Data entries for graphics:

*****

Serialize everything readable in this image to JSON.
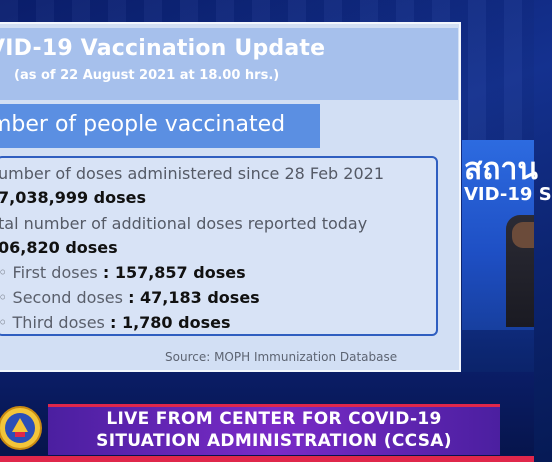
{
  "slide": {
    "title": "VID-19 Vaccination Update",
    "subtitle": "(as of 22 August 2021 at 18.00 hrs.)",
    "section_title": "mber of people vaccinated",
    "lines": {
      "doses_since_label": "umber of doses administered since 28 Feb 2021",
      "doses_since_value": "7,038,999 doses",
      "additional_label": "tal number of additional doses reported today",
      "additional_value": "06,820 doses"
    },
    "bullets": [
      {
        "label": "First doses",
        "value": ": 157,857 doses"
      },
      {
        "label": "Second doses",
        "value": ": 47,183 doses"
      },
      {
        "label": "Third doses",
        "value": ": 1,780 doses"
      }
    ],
    "source": "Source: MOPH Immunization Database"
  },
  "studio": {
    "title": "สถาน",
    "subtitle": "VID-19 S"
  },
  "banner": {
    "line1": "LIVE FROM CENTER FOR COVID-19",
    "line2": "SITUATION ADMINISTRATION (CCSA)"
  },
  "colors": {
    "accent": "#e0274b",
    "banner": "#7a2bc7",
    "slide_bg": "#d2dff4",
    "section_bg": "#5b8fe2"
  }
}
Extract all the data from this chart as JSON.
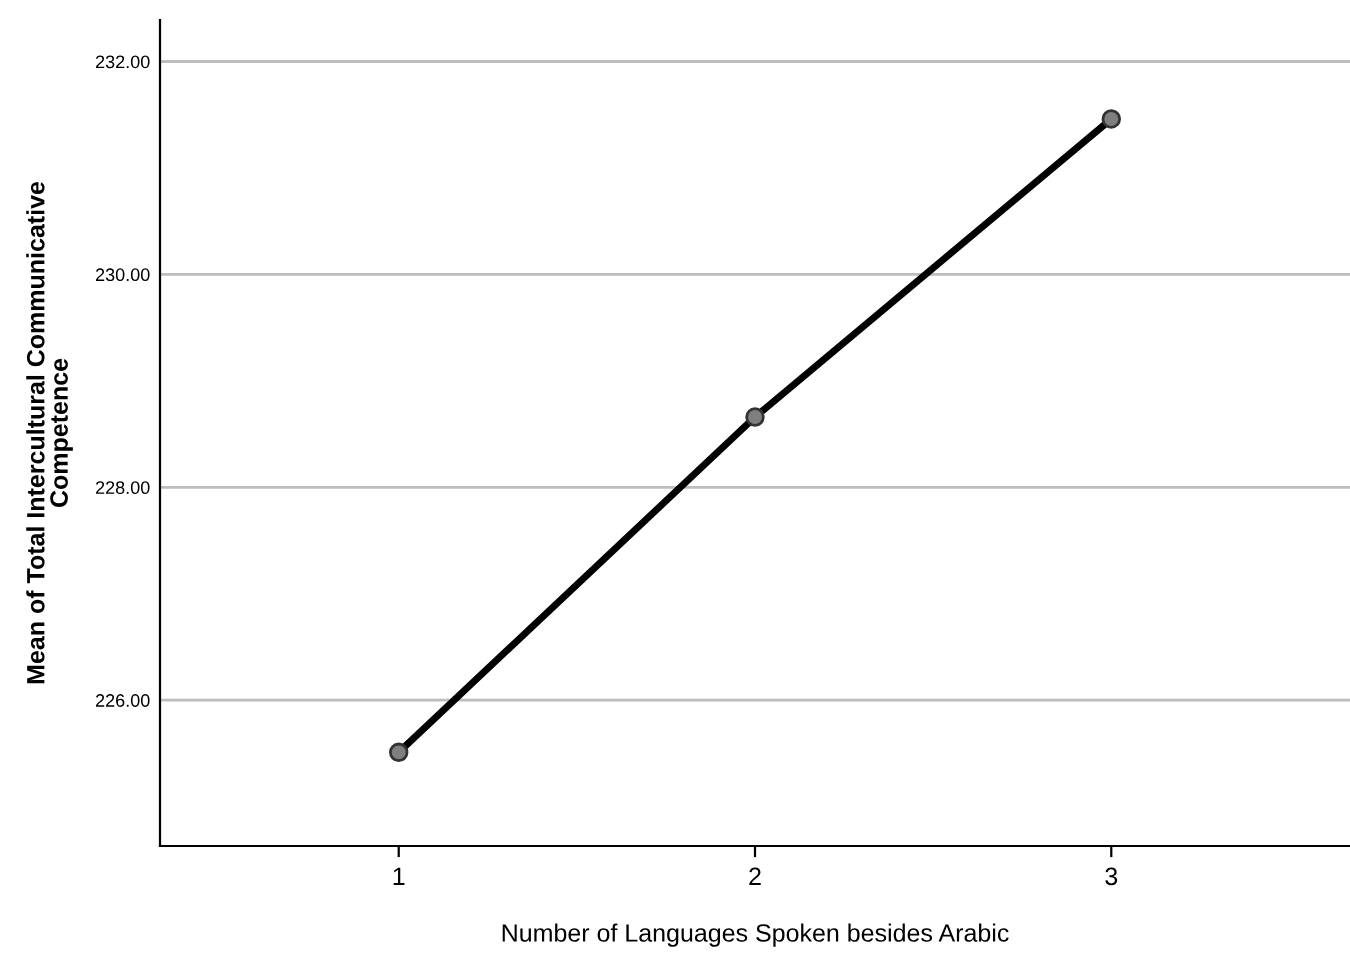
{
  "chart_data": {
    "type": "line",
    "xlabel": "Number of Languages Spoken besides Arabic",
    "ylabel": "Mean of Total Intercultural Communicative\nCompetence",
    "categories": [
      "1",
      "2",
      "3"
    ],
    "series": [
      {
        "color": "#000000",
        "values": [
          225.51,
          228.66,
          231.46
        ]
      }
    ],
    "ylim": [
      224.63,
      232.39
    ],
    "yticks": [
      {
        "value": 226,
        "label": "226.00"
      },
      {
        "value": 228,
        "label": "228.00"
      },
      {
        "value": 230,
        "label": "230.00"
      },
      {
        "value": 232,
        "label": "232.00"
      }
    ],
    "grid": "y",
    "marker": "circle",
    "line_style": "solid",
    "legend": false
  }
}
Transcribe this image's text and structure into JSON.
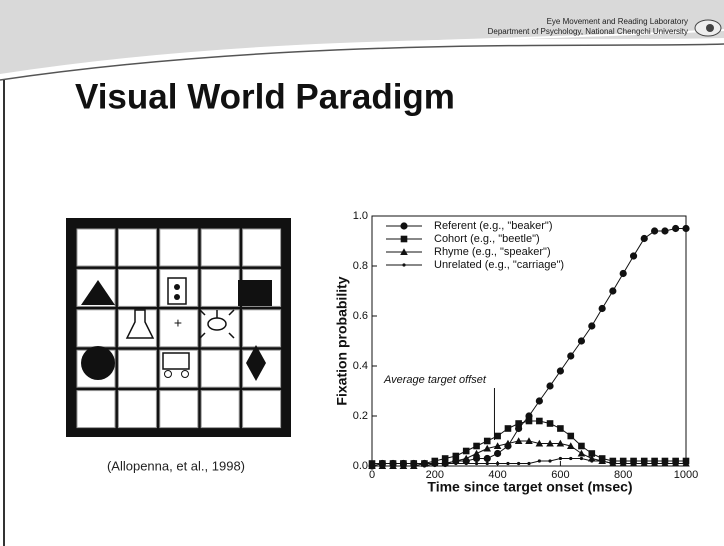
{
  "header": {
    "lab": "Eye Movement and Reading Laboratory",
    "department": "Department of Psychology, National Chengchi University"
  },
  "title": "Visual World Paradigm",
  "caption": "(Allopenna, et al., 1998)",
  "chart_data": {
    "type": "line",
    "x_label": "Time since target onset (msec)",
    "y_label": "Fixation probability",
    "annotation": {
      "text": "Average target offset",
      "x": 390
    },
    "x": [
      0,
      33,
      67,
      100,
      133,
      167,
      200,
      233,
      267,
      300,
      333,
      367,
      400,
      433,
      467,
      500,
      533,
      567,
      600,
      633,
      667,
      700,
      733,
      767,
      800,
      833,
      867,
      900,
      933,
      967,
      1000
    ],
    "series": [
      {
        "name": "Referent (e.g., \"beaker\")",
        "color": "#111111",
        "marker": "circle",
        "values": [
          0.0,
          0.01,
          0.01,
          0.01,
          0.01,
          0.01,
          0.01,
          0.01,
          0.02,
          0.02,
          0.03,
          0.03,
          0.05,
          0.08,
          0.15,
          0.2,
          0.26,
          0.32,
          0.38,
          0.44,
          0.5,
          0.56,
          0.63,
          0.7,
          0.77,
          0.84,
          0.91,
          0.94,
          0.94,
          0.95,
          0.95
        ]
      },
      {
        "name": "Cohort (e.g., \"beetle\")",
        "color": "#111111",
        "marker": "square",
        "values": [
          0.01,
          0.01,
          0.01,
          0.01,
          0.01,
          0.01,
          0.02,
          0.03,
          0.04,
          0.06,
          0.08,
          0.1,
          0.12,
          0.15,
          0.17,
          0.18,
          0.18,
          0.17,
          0.15,
          0.12,
          0.08,
          0.05,
          0.03,
          0.02,
          0.02,
          0.02,
          0.02,
          0.02,
          0.02,
          0.02,
          0.02
        ]
      },
      {
        "name": "Rhyme (e.g., \"speaker\")",
        "color": "#111111",
        "marker": "triangle",
        "values": [
          0.0,
          0.0,
          0.0,
          0.0,
          0.0,
          0.01,
          0.01,
          0.01,
          0.02,
          0.03,
          0.05,
          0.07,
          0.08,
          0.09,
          0.1,
          0.1,
          0.09,
          0.09,
          0.09,
          0.08,
          0.05,
          0.03,
          0.02,
          0.01,
          0.01,
          0.01,
          0.01,
          0.01,
          0.01,
          0.01,
          0.01
        ]
      },
      {
        "name": "Unrelated (e.g., \"carriage\")",
        "color": "#111111",
        "marker": "dot",
        "values": [
          0.0,
          0.0,
          0.0,
          0.0,
          0.0,
          0.0,
          0.01,
          0.01,
          0.01,
          0.01,
          0.01,
          0.01,
          0.01,
          0.01,
          0.01,
          0.01,
          0.02,
          0.02,
          0.03,
          0.03,
          0.03,
          0.02,
          0.02,
          0.01,
          0.01,
          0.01,
          0.01,
          0.01,
          0.01,
          0.01,
          0.01
        ]
      }
    ],
    "xlim": [
      0,
      1000
    ],
    "xticks": [
      0,
      200,
      400,
      600,
      800,
      1000
    ],
    "ylim": [
      0,
      1
    ],
    "yticks": [
      {
        "value": 0,
        "label": "0.0"
      },
      0.2,
      0.4,
      0.6,
      0.8,
      {
        "value": 1,
        "label": "1.0"
      }
    ],
    "legend": "upper left"
  }
}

*****

Pictures are excluded; repeat every record exactly.

CORRECT RESPONSE =>
Serialize everything readable in this image to JSON.
{
  "slide": {
    "title": "VID-19 Vaccination Update",
    "subtitle": "(as of 22 August 2021 at 18.00 hrs.)",
    "section_title": "mber of people vaccinated",
    "lines": {
      "doses_since_label": "umber of doses administered since 28 Feb 2021",
      "doses_since_value": "7,038,999 doses",
      "additional_label": "tal number of additional doses reported today",
      "additional_value": "06,820 doses"
    },
    "bullets": [
      {
        "label": "First doses",
        "value": ": 157,857 doses"
      },
      {
        "label": "Second doses",
        "value": ": 47,183 doses"
      },
      {
        "label": "Third doses",
        "value": ": 1,780 doses"
      }
    ],
    "source": "Source: MOPH Immunization Database"
  },
  "studio": {
    "title": "สถาน",
    "subtitle": "VID-19 S"
  },
  "banner": {
    "line1": "LIVE FROM CENTER FOR COVID-19",
    "line2": "SITUATION ADMINISTRATION (CCSA)"
  },
  "colors": {
    "accent": "#e0274b",
    "banner": "#7a2bc7",
    "slide_bg": "#d2dff4",
    "section_bg": "#5b8fe2"
  }
}
Extract all the data from this chart as JSON.
{
  "chart_data": {
    "type": "line",
    "xlabel": "Number of Languages Spoken besides Arabic",
    "ylabel": "Mean of Total Intercultural Communicative\nCompetence",
    "categories": [
      "1",
      "2",
      "3"
    ],
    "series": [
      {
        "color": "#000000",
        "values": [
          225.51,
          228.66,
          231.46
        ]
      }
    ],
    "ylim": [
      224.63,
      232.39
    ],
    "yticks": [
      {
        "value": 226,
        "label": "226.00"
      },
      {
        "value": 228,
        "label": "228.00"
      },
      {
        "value": 230,
        "label": "230.00"
      },
      {
        "value": 232,
        "label": "232.00"
      }
    ],
    "grid": "y",
    "marker": "circle",
    "line_style": "solid",
    "legend": false
  }
}
Transcribe this image's text and structure into JSON.
{
  "header": {
    "lab": "Eye Movement and Reading Laboratory",
    "department": "Department of Psychology, National Chengchi University"
  },
  "title": "Visual World Paradigm",
  "caption": "(Allopenna, et al., 1998)",
  "chart_data": {
    "type": "line",
    "x_label": "Time since target onset (msec)",
    "y_label": "Fixation probability",
    "annotation": {
      "text": "Average target offset",
      "x": 390
    },
    "x": [
      0,
      33,
      67,
      100,
      133,
      167,
      200,
      233,
      267,
      300,
      333,
      367,
      400,
      433,
      467,
      500,
      533,
      567,
      600,
      633,
      667,
      700,
      733,
      767,
      800,
      833,
      867,
      900,
      933,
      967,
      1000
    ],
    "series": [
      {
        "name": "Referent (e.g., \"beaker\")",
        "color": "#111111",
        "marker": "circle",
        "values": [
          0.0,
          0.01,
          0.01,
          0.01,
          0.01,
          0.01,
          0.01,
          0.01,
          0.02,
          0.02,
          0.03,
          0.03,
          0.05,
          0.08,
          0.15,
          0.2,
          0.26,
          0.32,
          0.38,
          0.44,
          0.5,
          0.56,
          0.63,
          0.7,
          0.77,
          0.84,
          0.91,
          0.94,
          0.94,
          0.95,
          0.95
        ]
      },
      {
        "name": "Cohort (e.g., \"beetle\")",
        "color": "#111111",
        "marker": "square",
        "values": [
          0.01,
          0.01,
          0.01,
          0.01,
          0.01,
          0.01,
          0.02,
          0.03,
          0.04,
          0.06,
          0.08,
          0.1,
          0.12,
          0.15,
          0.17,
          0.18,
          0.18,
          0.17,
          0.15,
          0.12,
          0.08,
          0.05,
          0.03,
          0.02,
          0.02,
          0.02,
          0.02,
          0.02,
          0.02,
          0.02,
          0.02
        ]
      },
      {
        "name": "Rhyme (e.g., \"speaker\")",
        "color": "#111111",
        "marker": "triangle",
        "values": [
          0.0,
          0.0,
          0.0,
          0.0,
          0.0,
          0.01,
          0.01,
          0.01,
          0.02,
          0.03,
          0.05,
          0.07,
          0.08,
          0.09,
          0.1,
          0.1,
          0.09,
          0.09,
          0.09,
          0.08,
          0.05,
          0.03,
          0.02,
          0.01,
          0.01,
          0.01,
          0.01,
          0.01,
          0.01,
          0.01,
          0.01
        ]
      },
      {
        "name": "Unrelated (e.g., \"carriage\")",
        "color": "#111111",
        "marker": "dot",
        "values": [
          0.0,
          0.0,
          0.0,
          0.0,
          0.0,
          0.0,
          0.01,
          0.01,
          0.01,
          0.01,
          0.01,
          0.01,
          0.01,
          0.01,
          0.01,
          0.01,
          0.02,
          0.02,
          0.03,
          0.03,
          0.03,
          0.02,
          0.02,
          0.01,
          0.01,
          0.01,
          0.01,
          0.01,
          0.01,
          0.01,
          0.01
        ]
      }
    ],
    "xlim": [
      0,
      1000
    ],
    "xticks": [
      0,
      200,
      400,
      600,
      800,
      1000
    ],
    "ylim": [
      0,
      1
    ],
    "yticks": [
      {
        "value": 0,
        "label": "0.0"
      },
      0.2,
      0.4,
      0.6,
      0.8,
      {
        "value": 1,
        "label": "1.0"
      }
    ],
    "legend": "upper left"
  }
}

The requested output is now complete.